Repeat all of the material exactly as given.

>> begin

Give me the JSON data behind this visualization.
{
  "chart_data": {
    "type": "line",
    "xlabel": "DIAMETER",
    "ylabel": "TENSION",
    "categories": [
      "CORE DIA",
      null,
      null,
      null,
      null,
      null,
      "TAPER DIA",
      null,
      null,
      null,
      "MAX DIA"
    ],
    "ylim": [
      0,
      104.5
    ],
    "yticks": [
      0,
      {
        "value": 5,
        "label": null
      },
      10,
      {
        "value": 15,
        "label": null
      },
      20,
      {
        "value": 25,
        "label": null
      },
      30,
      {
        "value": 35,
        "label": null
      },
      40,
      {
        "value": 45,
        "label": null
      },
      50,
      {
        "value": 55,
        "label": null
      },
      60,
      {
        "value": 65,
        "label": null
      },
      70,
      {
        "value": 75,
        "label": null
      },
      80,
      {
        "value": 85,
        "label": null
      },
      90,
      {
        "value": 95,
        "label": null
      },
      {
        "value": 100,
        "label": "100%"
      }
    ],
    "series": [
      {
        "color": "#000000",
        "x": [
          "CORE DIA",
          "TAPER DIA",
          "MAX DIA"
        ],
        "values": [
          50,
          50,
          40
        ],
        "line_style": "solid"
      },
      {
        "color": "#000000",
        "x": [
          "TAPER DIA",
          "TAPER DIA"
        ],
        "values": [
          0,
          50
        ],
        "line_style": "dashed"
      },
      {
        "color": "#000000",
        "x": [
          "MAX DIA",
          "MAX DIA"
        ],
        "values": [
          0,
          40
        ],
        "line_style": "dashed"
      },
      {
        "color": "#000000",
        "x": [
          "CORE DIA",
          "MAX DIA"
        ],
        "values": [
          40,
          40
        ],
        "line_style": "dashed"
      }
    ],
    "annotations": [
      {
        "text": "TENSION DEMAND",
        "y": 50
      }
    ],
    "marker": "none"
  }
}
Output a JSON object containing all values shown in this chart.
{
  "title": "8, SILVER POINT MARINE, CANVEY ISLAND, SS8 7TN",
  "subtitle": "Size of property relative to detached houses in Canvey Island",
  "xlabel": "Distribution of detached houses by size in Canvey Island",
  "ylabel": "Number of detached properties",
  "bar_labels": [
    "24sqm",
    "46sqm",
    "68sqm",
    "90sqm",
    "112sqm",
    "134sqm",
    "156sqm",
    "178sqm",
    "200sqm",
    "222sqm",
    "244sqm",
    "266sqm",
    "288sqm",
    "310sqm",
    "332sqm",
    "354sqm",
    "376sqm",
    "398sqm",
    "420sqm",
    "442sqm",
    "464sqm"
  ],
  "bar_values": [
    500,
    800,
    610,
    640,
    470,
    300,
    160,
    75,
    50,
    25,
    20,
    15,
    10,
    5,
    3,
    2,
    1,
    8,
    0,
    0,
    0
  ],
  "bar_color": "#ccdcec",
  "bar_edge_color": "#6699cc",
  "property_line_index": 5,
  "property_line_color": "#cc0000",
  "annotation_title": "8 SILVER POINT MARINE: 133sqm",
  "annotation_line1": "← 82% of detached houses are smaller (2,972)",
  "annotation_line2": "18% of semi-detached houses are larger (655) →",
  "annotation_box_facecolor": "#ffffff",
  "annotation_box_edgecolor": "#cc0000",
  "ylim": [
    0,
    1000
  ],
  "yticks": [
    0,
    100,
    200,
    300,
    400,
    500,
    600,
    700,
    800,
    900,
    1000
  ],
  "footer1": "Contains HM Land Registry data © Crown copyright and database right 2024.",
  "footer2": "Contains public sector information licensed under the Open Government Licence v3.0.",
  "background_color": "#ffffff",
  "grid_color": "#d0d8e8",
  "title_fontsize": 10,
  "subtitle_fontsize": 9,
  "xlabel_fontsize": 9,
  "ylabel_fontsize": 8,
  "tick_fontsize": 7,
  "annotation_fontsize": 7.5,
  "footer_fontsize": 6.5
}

>> end

# COMPLETED TASK
Give me the JSON data behind this visualization.
{
  "chart_data": {
    "type": "line",
    "xlabel": "DIAMETER",
    "ylabel": "TENSION",
    "categories": [
      "CORE DIA",
      null,
      null,
      null,
      null,
      null,
      "TAPER DIA",
      null,
      null,
      null,
      "MAX DIA"
    ],
    "ylim": [
      0,
      104.5
    ],
    "yticks": [
      0,
      {
        "value": 5,
        "label": null
      },
      10,
      {
        "value": 15,
        "label": null
      },
      20,
      {
        "value": 25,
        "label": null
      },
      30,
      {
        "value": 35,
        "label": null
      },
      40,
      {
        "value": 45,
        "label": null
      },
      50,
      {
        "value": 55,
        "label": null
      },
      60,
      {
        "value": 65,
        "label": null
      },
      70,
      {
        "value": 75,
        "label": null
      },
      80,
      {
        "value": 85,
        "label": null
      },
      90,
      {
        "value": 95,
        "label": null
      },
      {
        "value": 100,
        "label": "100%"
      }
    ],
    "series": [
      {
        "color": "#000000",
        "x": [
          "CORE DIA",
          "TAPER DIA",
          "MAX DIA"
        ],
        "values": [
          50,
          50,
          40
        ],
        "line_style": "solid"
      },
      {
        "color": "#000000",
        "x": [
          "TAPER DIA",
          "TAPER DIA"
        ],
        "values": [
          0,
          50
        ],
        "line_style": "dashed"
      },
      {
        "color": "#000000",
        "x": [
          "MAX DIA",
          "MAX DIA"
        ],
        "values": [
          0,
          40
        ],
        "line_style": "dashed"
      },
      {
        "color": "#000000",
        "x": [
          "CORE DIA",
          "MAX DIA"
        ],
        "values": [
          40,
          40
        ],
        "line_style": "dashed"
      }
    ],
    "annotations": [
      {
        "text": "TENSION DEMAND",
        "y": 50
      }
    ],
    "marker": "none"
  }
}
Output a JSON object containing all values shown in this chart.
{
  "title": "8, SILVER POINT MARINE, CANVEY ISLAND, SS8 7TN",
  "subtitle": "Size of property relative to detached houses in Canvey Island",
  "xlabel": "Distribution of detached houses by size in Canvey Island",
  "ylabel": "Number of detached properties",
  "bar_labels": [
    "24sqm",
    "46sqm",
    "68sqm",
    "90sqm",
    "112sqm",
    "134sqm",
    "156sqm",
    "178sqm",
    "200sqm",
    "222sqm",
    "244sqm",
    "266sqm",
    "288sqm",
    "310sqm",
    "332sqm",
    "354sqm",
    "376sqm",
    "398sqm",
    "420sqm",
    "442sqm",
    "464sqm"
  ],
  "bar_values": [
    500,
    800,
    610,
    640,
    470,
    300,
    160,
    75,
    50,
    25,
    20,
    15,
    10,
    5,
    3,
    2,
    1,
    8,
    0,
    0,
    0
  ],
  "bar_color": "#ccdcec",
  "bar_edge_color": "#6699cc",
  "property_line_index": 5,
  "property_line_color": "#cc0000",
  "annotation_title": "8 SILVER POINT MARINE: 133sqm",
  "annotation_line1": "← 82% of detached houses are smaller (2,972)",
  "annotation_line2": "18% of semi-detached houses are larger (655) →",
  "annotation_box_facecolor": "#ffffff",
  "annotation_box_edgecolor": "#cc0000",
  "ylim": [
    0,
    1000
  ],
  "yticks": [
    0,
    100,
    200,
    300,
    400,
    500,
    600,
    700,
    800,
    900,
    1000
  ],
  "footer1": "Contains HM Land Registry data © Crown copyright and database right 2024.",
  "footer2": "Contains public sector information licensed under the Open Government Licence v3.0.",
  "background_color": "#ffffff",
  "grid_color": "#d0d8e8",
  "title_fontsize": 10,
  "subtitle_fontsize": 9,
  "xlabel_fontsize": 9,
  "ylabel_fontsize": 8,
  "tick_fontsize": 7,
  "annotation_fontsize": 7.5,
  "footer_fontsize": 6.5
}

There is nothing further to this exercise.